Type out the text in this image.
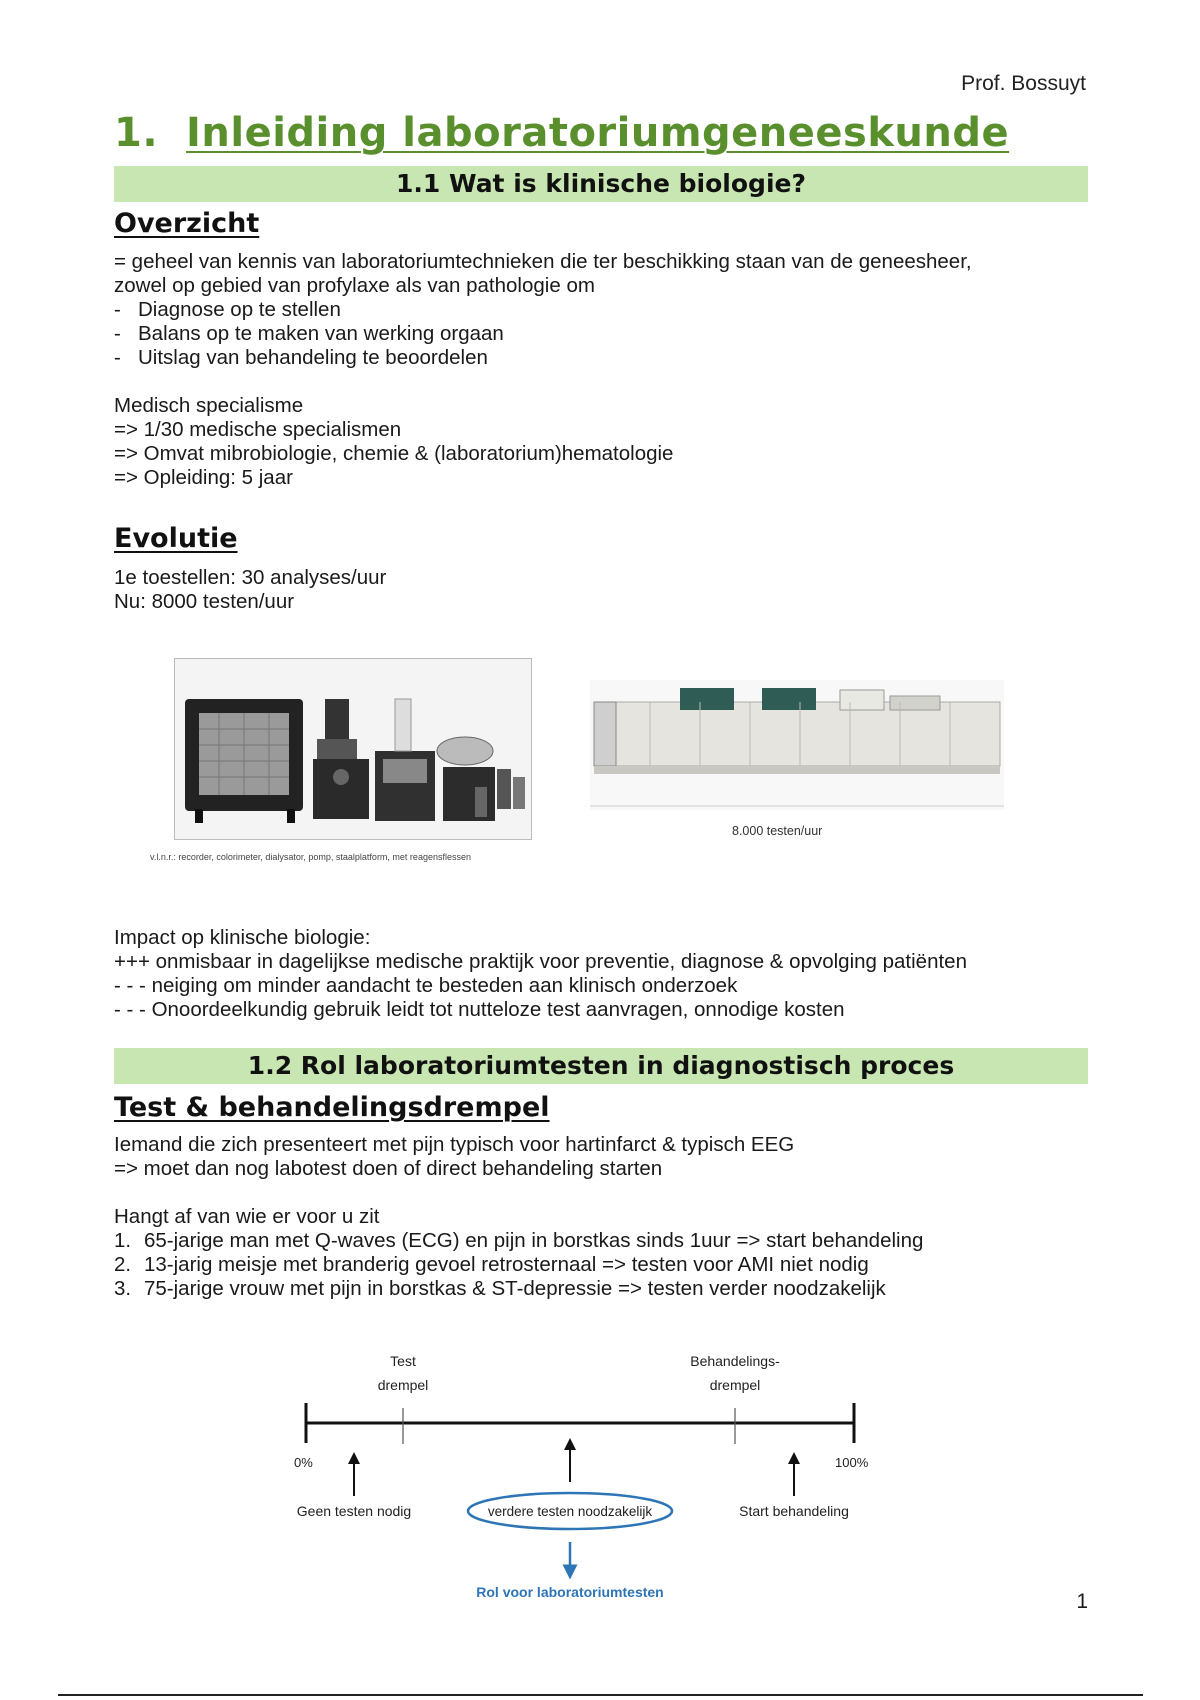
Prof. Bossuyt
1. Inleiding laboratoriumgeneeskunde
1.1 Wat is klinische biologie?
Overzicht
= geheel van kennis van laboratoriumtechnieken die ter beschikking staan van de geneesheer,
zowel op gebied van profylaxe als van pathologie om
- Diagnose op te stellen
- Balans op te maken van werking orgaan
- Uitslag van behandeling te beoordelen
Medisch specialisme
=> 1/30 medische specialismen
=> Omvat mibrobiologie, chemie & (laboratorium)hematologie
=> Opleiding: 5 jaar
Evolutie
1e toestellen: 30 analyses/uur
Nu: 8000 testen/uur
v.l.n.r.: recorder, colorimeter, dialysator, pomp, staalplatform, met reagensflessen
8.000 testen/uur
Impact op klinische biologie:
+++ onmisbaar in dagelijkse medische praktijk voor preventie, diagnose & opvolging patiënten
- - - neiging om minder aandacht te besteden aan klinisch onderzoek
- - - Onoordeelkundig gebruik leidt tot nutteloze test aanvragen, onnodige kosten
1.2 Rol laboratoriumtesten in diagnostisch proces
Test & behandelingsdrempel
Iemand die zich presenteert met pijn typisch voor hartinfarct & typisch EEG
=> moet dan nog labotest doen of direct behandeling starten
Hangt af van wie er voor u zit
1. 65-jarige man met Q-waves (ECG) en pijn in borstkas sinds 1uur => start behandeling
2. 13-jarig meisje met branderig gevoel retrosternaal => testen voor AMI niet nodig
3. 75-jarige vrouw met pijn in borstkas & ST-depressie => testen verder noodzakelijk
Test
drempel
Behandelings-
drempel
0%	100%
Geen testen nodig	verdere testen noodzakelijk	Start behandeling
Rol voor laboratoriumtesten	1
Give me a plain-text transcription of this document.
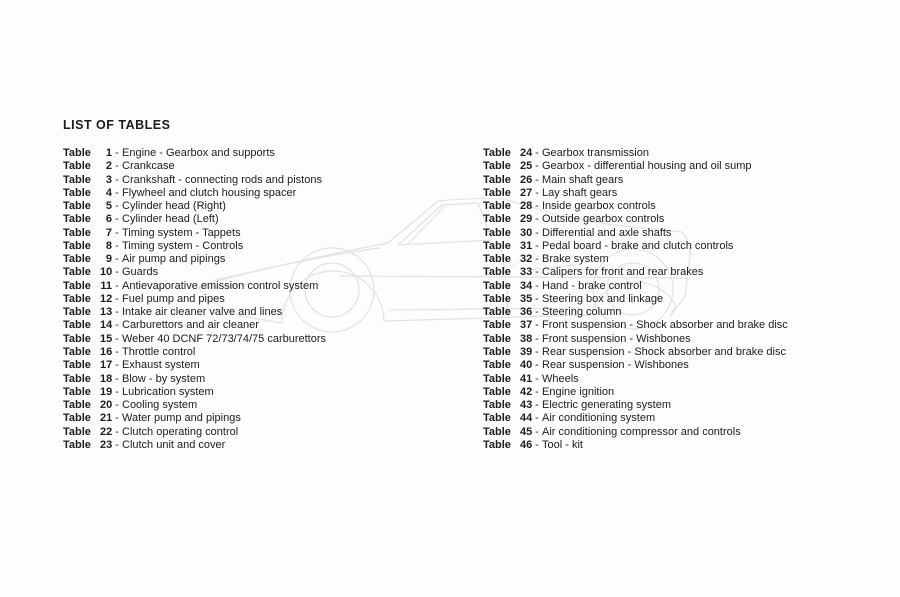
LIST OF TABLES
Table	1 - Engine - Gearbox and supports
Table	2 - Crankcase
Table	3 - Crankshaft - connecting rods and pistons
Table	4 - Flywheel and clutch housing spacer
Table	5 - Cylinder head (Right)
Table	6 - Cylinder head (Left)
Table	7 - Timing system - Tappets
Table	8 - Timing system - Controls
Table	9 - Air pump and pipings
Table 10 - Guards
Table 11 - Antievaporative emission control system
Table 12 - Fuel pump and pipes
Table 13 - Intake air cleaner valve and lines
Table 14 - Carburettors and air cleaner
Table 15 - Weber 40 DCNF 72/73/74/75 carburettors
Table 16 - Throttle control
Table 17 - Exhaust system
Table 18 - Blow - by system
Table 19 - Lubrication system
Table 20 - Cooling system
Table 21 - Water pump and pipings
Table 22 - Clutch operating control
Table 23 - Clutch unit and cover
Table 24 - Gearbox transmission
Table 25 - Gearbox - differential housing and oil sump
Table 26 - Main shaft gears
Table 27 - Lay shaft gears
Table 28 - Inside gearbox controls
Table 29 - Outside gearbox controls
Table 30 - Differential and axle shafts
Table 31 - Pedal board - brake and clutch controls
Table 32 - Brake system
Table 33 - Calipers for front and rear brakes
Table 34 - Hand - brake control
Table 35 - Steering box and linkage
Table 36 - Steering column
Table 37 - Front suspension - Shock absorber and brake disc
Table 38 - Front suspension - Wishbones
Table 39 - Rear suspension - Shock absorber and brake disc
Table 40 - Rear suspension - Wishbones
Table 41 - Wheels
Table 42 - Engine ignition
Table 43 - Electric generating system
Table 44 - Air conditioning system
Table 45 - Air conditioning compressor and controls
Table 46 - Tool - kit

○ ○ ○ ○ ○

**EXERCISE DESCRIPTION:** Return all of the entries exactly as written, but drop any pictures they hold.

**THE RESULT:**
Type out the text in this image.
Prof. Bossuyt
1. Inleiding laboratoriumgeneeskunde
1.1 Wat is klinische biologie?
Overzicht
= geheel van kennis van laboratoriumtechnieken die ter beschikking staan van de geneesheer,
zowel op gebied van profylaxe als van pathologie om
- Diagnose op te stellen
- Balans op te maken van werking orgaan
- Uitslag van behandeling te beoordelen
Medisch specialisme
=> 1/30 medische specialismen
=> Omvat mibrobiologie, chemie & (laboratorium)hematologie
=> Opleiding: 5 jaar
Evolutie
1e toestellen: 30 analyses/uur
Nu: 8000 testen/uur
v.l.n.r.: recorder, colorimeter, dialysator, pomp, staalplatform, met reagensflessen
8.000 testen/uur
Impact op klinische biologie:
+++ onmisbaar in dagelijkse medische praktijk voor preventie, diagnose & opvolging patiënten
- - - neiging om minder aandacht te besteden aan klinisch onderzoek
- - - Onoordeelkundig gebruik leidt tot nutteloze test aanvragen, onnodige kosten
1.2 Rol laboratoriumtesten in diagnostisch proces
Test & behandelingsdrempel
Iemand die zich presenteert met pijn typisch voor hartinfarct & typisch EEG
=> moet dan nog labotest doen of direct behandeling starten
Hangt af van wie er voor u zit
1. 65-jarige man met Q-waves (ECG) en pijn in borstkas sinds 1uur => start behandeling
2. 13-jarig meisje met branderig gevoel retrosternaal => testen voor AMI niet nodig
3. 75-jarige vrouw met pijn in borstkas & ST-depressie => testen verder noodzakelijk
Test
drempel
Behandelings-
drempel
0%	100%
Geen testen nodig	verdere testen noodzakelijk	Start behandeling
Rol voor laboratoriumtesten	1
Give me a plain-text transcription of this document.
LIST OF TABLES
Table	1 - Engine - Gearbox and supports
Table	2 - Crankcase
Table	3 - Crankshaft - connecting rods and pistons
Table	4 - Flywheel and clutch housing spacer
Table	5 - Cylinder head (Right)
Table	6 - Cylinder head (Left)
Table	7 - Timing system - Tappets
Table	8 - Timing system - Controls
Table	9 - Air pump and pipings
Table 10 - Guards
Table 11 - Antievaporative emission control system
Table 12 - Fuel pump and pipes
Table 13 - Intake air cleaner valve and lines
Table 14 - Carburettors and air cleaner
Table 15 - Weber 40 DCNF 72/73/74/75 carburettors
Table 16 - Throttle control
Table 17 - Exhaust system
Table 18 - Blow - by system
Table 19 - Lubrication system
Table 20 - Cooling system
Table 21 - Water pump and pipings
Table 22 - Clutch operating control
Table 23 - Clutch unit and cover
Table 24 - Gearbox transmission
Table 25 - Gearbox - differential housing and oil sump
Table 26 - Main shaft gears
Table 27 - Lay shaft gears
Table 28 - Inside gearbox controls
Table 29 - Outside gearbox controls
Table 30 - Differential and axle shafts
Table 31 - Pedal board - brake and clutch controls
Table 32 - Brake system
Table 33 - Calipers for front and rear brakes
Table 34 - Hand - brake control
Table 35 - Steering box and linkage
Table 36 - Steering column
Table 37 - Front suspension - Shock absorber and brake disc
Table 38 - Front suspension - Wishbones
Table 39 - Rear suspension - Shock absorber and brake disc
Table 40 - Rear suspension - Wishbones
Table 41 - Wheels
Table 42 - Engine ignition
Table 43 - Electric generating system
Table 44 - Air conditioning system
Table 45 - Air conditioning compressor and controls
Table 46 - Tool - kit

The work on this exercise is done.